YOUR TASK:
Copy each record exactly as it reads, leaving out any pictures it holds.

DATASET RECORDS:
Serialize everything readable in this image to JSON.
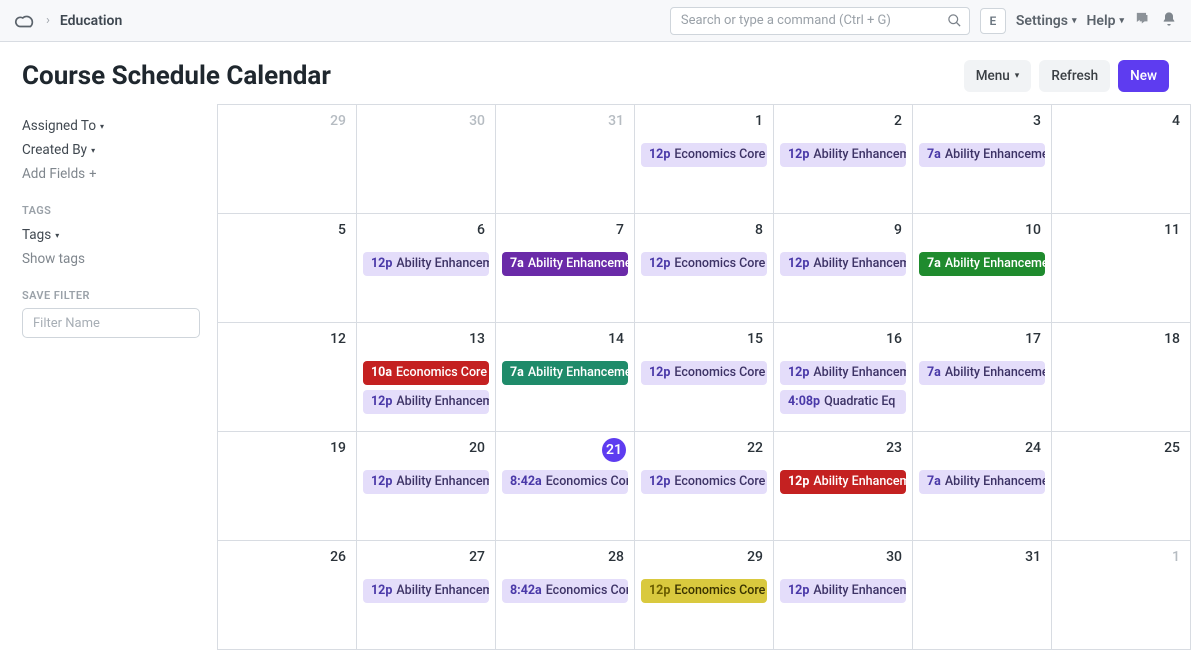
{
  "breadcrumb": "Education",
  "search": {
    "placeholder": "Search or type a command (Ctrl + G)"
  },
  "user_initial": "E",
  "top_links": {
    "settings": "Settings",
    "help": "Help"
  },
  "page_title": "Course Schedule Calendar",
  "buttons": {
    "menu": "Menu",
    "refresh": "Refresh",
    "new": "New"
  },
  "sidebar": {
    "assigned_to": "Assigned To",
    "created_by": "Created By",
    "add_fields": "Add Fields",
    "tags_heading": "TAGS",
    "tags": "Tags",
    "show_tags": "Show tags",
    "save_filter_heading": "SAVE FILTER",
    "filter_placeholder": "Filter Name"
  },
  "calendar": {
    "weeks": [
      {
        "days": [
          {
            "num": "29",
            "faded": true,
            "events": []
          },
          {
            "num": "30",
            "faded": true,
            "events": []
          },
          {
            "num": "31",
            "faded": true,
            "events": []
          },
          {
            "num": "1",
            "events": [
              {
                "time": "12p",
                "name": "Economics Core",
                "color": "light"
              }
            ]
          },
          {
            "num": "2",
            "events": [
              {
                "time": "12p",
                "name": "Ability Enhancement",
                "color": "light"
              }
            ]
          },
          {
            "num": "3",
            "events": [
              {
                "time": "7a",
                "name": "Ability Enhancement",
                "color": "light"
              }
            ]
          },
          {
            "num": "4",
            "events": []
          }
        ]
      },
      {
        "days": [
          {
            "num": "5",
            "events": []
          },
          {
            "num": "6",
            "events": [
              {
                "time": "12p",
                "name": "Ability Enhancement",
                "color": "light"
              }
            ]
          },
          {
            "num": "7",
            "events": [
              {
                "time": "7a",
                "name": "Ability Enhancement",
                "color": "purple"
              }
            ]
          },
          {
            "num": "8",
            "events": [
              {
                "time": "12p",
                "name": "Economics Core",
                "color": "light"
              }
            ]
          },
          {
            "num": "9",
            "events": [
              {
                "time": "12p",
                "name": "Ability Enhancement",
                "color": "light"
              }
            ]
          },
          {
            "num": "10",
            "events": [
              {
                "time": "7a",
                "name": "Ability Enhancement",
                "color": "green"
              }
            ]
          },
          {
            "num": "11",
            "events": []
          }
        ]
      },
      {
        "days": [
          {
            "num": "12",
            "events": []
          },
          {
            "num": "13",
            "events": [
              {
                "time": "10a",
                "name": "Economics Core",
                "color": "red"
              },
              {
                "time": "12p",
                "name": "Ability Enhancement",
                "color": "light"
              }
            ]
          },
          {
            "num": "14",
            "events": [
              {
                "time": "7a",
                "name": "Ability Enhancement",
                "color": "teal"
              }
            ]
          },
          {
            "num": "15",
            "events": [
              {
                "time": "12p",
                "name": "Economics Core",
                "color": "light"
              }
            ]
          },
          {
            "num": "16",
            "events": [
              {
                "time": "12p",
                "name": "Ability Enhancement",
                "color": "light"
              },
              {
                "time": "4:08p",
                "name": "Quadratic Eq",
                "color": "light"
              }
            ]
          },
          {
            "num": "17",
            "events": [
              {
                "time": "7a",
                "name": "Ability Enhancement",
                "color": "light"
              }
            ]
          },
          {
            "num": "18",
            "events": []
          }
        ]
      },
      {
        "days": [
          {
            "num": "19",
            "events": []
          },
          {
            "num": "20",
            "events": [
              {
                "time": "12p",
                "name": "Ability Enhancement",
                "color": "light"
              }
            ]
          },
          {
            "num": "21",
            "today": true,
            "events": [
              {
                "time": "8:42a",
                "name": "Economics Core",
                "color": "light"
              }
            ]
          },
          {
            "num": "22",
            "events": [
              {
                "time": "12p",
                "name": "Economics Core",
                "color": "light"
              }
            ]
          },
          {
            "num": "23",
            "events": [
              {
                "time": "12p",
                "name": "Ability Enhancement",
                "color": "red"
              }
            ]
          },
          {
            "num": "24",
            "events": [
              {
                "time": "7a",
                "name": "Ability Enhancement",
                "color": "light"
              }
            ]
          },
          {
            "num": "25",
            "events": []
          }
        ]
      },
      {
        "days": [
          {
            "num": "26",
            "events": []
          },
          {
            "num": "27",
            "events": [
              {
                "time": "12p",
                "name": "Ability Enhancement",
                "color": "light"
              }
            ]
          },
          {
            "num": "28",
            "events": [
              {
                "time": "8:42a",
                "name": "Economics Core",
                "color": "light"
              }
            ]
          },
          {
            "num": "29",
            "events": [
              {
                "time": "12p",
                "name": "Economics Core",
                "color": "olive"
              }
            ]
          },
          {
            "num": "30",
            "events": [
              {
                "time": "12p",
                "name": "Ability Enhancement",
                "color": "light"
              }
            ]
          },
          {
            "num": "31",
            "events": []
          },
          {
            "num": "1",
            "faded": true,
            "events": []
          }
        ]
      }
    ]
  }
}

RESULT:
Serialize everything readable in this image to JSON.
{
  "breadcrumb": "Education",
  "search": {
    "placeholder": "Search or type a command (Ctrl + G)"
  },
  "user_initial": "E",
  "top_links": {
    "settings": "Settings",
    "help": "Help"
  },
  "page_title": "Course Schedule Calendar",
  "buttons": {
    "menu": "Menu",
    "refresh": "Refresh",
    "new": "New"
  },
  "sidebar": {
    "assigned_to": "Assigned To",
    "created_by": "Created By",
    "add_fields": "Add Fields",
    "tags_heading": "TAGS",
    "tags": "Tags",
    "show_tags": "Show tags",
    "save_filter_heading": "SAVE FILTER",
    "filter_placeholder": "Filter Name"
  },
  "calendar": {
    "weeks": [
      {
        "days": [
          {
            "num": "29",
            "faded": true,
            "events": []
          },
          {
            "num": "30",
            "faded": true,
            "events": []
          },
          {
            "num": "31",
            "faded": true,
            "events": []
          },
          {
            "num": "1",
            "events": [
              {
                "time": "12p",
                "name": "Economics Core",
                "color": "light"
              }
            ]
          },
          {
            "num": "2",
            "events": [
              {
                "time": "12p",
                "name": "Ability Enhancement",
                "color": "light"
              }
            ]
          },
          {
            "num": "3",
            "events": [
              {
                "time": "7a",
                "name": "Ability Enhancement",
                "color": "light"
              }
            ]
          },
          {
            "num": "4",
            "events": []
          }
        ]
      },
      {
        "days": [
          {
            "num": "5",
            "events": []
          },
          {
            "num": "6",
            "events": [
              {
                "time": "12p",
                "name": "Ability Enhancement",
                "color": "light"
              }
            ]
          },
          {
            "num": "7",
            "events": [
              {
                "time": "7a",
                "name": "Ability Enhancement",
                "color": "purple"
              }
            ]
          },
          {
            "num": "8",
            "events": [
              {
                "time": "12p",
                "name": "Economics Core",
                "color": "light"
              }
            ]
          },
          {
            "num": "9",
            "events": [
              {
                "time": "12p",
                "name": "Ability Enhancement",
                "color": "light"
              }
            ]
          },
          {
            "num": "10",
            "events": [
              {
                "time": "7a",
                "name": "Ability Enhancement",
                "color": "green"
              }
            ]
          },
          {
            "num": "11",
            "events": []
          }
        ]
      },
      {
        "days": [
          {
            "num": "12",
            "events": []
          },
          {
            "num": "13",
            "events": [
              {
                "time": "10a",
                "name": "Economics Core",
                "color": "red"
              },
              {
                "time": "12p",
                "name": "Ability Enhancement",
                "color": "light"
              }
            ]
          },
          {
            "num": "14",
            "events": [
              {
                "time": "7a",
                "name": "Ability Enhancement",
                "color": "teal"
              }
            ]
          },
          {
            "num": "15",
            "events": [
              {
                "time": "12p",
                "name": "Economics Core",
                "color": "light"
              }
            ]
          },
          {
            "num": "16",
            "events": [
              {
                "time": "12p",
                "name": "Ability Enhancement",
                "color": "light"
              },
              {
                "time": "4:08p",
                "name": "Quadratic Eq",
                "color": "light"
              }
            ]
          },
          {
            "num": "17",
            "events": [
              {
                "time": "7a",
                "name": "Ability Enhancement",
                "color": "light"
              }
            ]
          },
          {
            "num": "18",
            "events": []
          }
        ]
      },
      {
        "days": [
          {
            "num": "19",
            "events": []
          },
          {
            "num": "20",
            "events": [
              {
                "time": "12p",
                "name": "Ability Enhancement",
                "color": "light"
              }
            ]
          },
          {
            "num": "21",
            "today": true,
            "events": [
              {
                "time": "8:42a",
                "name": "Economics Core",
                "color": "light"
              }
            ]
          },
          {
            "num": "22",
            "events": [
              {
                "time": "12p",
                "name": "Economics Core",
                "color": "light"
              }
            ]
          },
          {
            "num": "23",
            "events": [
              {
                "time": "12p",
                "name": "Ability Enhancement",
                "color": "red"
              }
            ]
          },
          {
            "num": "24",
            "events": [
              {
                "time": "7a",
                "name": "Ability Enhancement",
                "color": "light"
              }
            ]
          },
          {
            "num": "25",
            "events": []
          }
        ]
      },
      {
        "days": [
          {
            "num": "26",
            "events": []
          },
          {
            "num": "27",
            "events": [
              {
                "time": "12p",
                "name": "Ability Enhancement",
                "color": "light"
              }
            ]
          },
          {
            "num": "28",
            "events": [
              {
                "time": "8:42a",
                "name": "Economics Core",
                "color": "light"
              }
            ]
          },
          {
            "num": "29",
            "events": [
              {
                "time": "12p",
                "name": "Economics Core",
                "color": "olive"
              }
            ]
          },
          {
            "num": "30",
            "events": [
              {
                "time": "12p",
                "name": "Ability Enhancement",
                "color": "light"
              }
            ]
          },
          {
            "num": "31",
            "events": []
          },
          {
            "num": "1",
            "faded": true,
            "events": []
          }
        ]
      }
    ]
  }
}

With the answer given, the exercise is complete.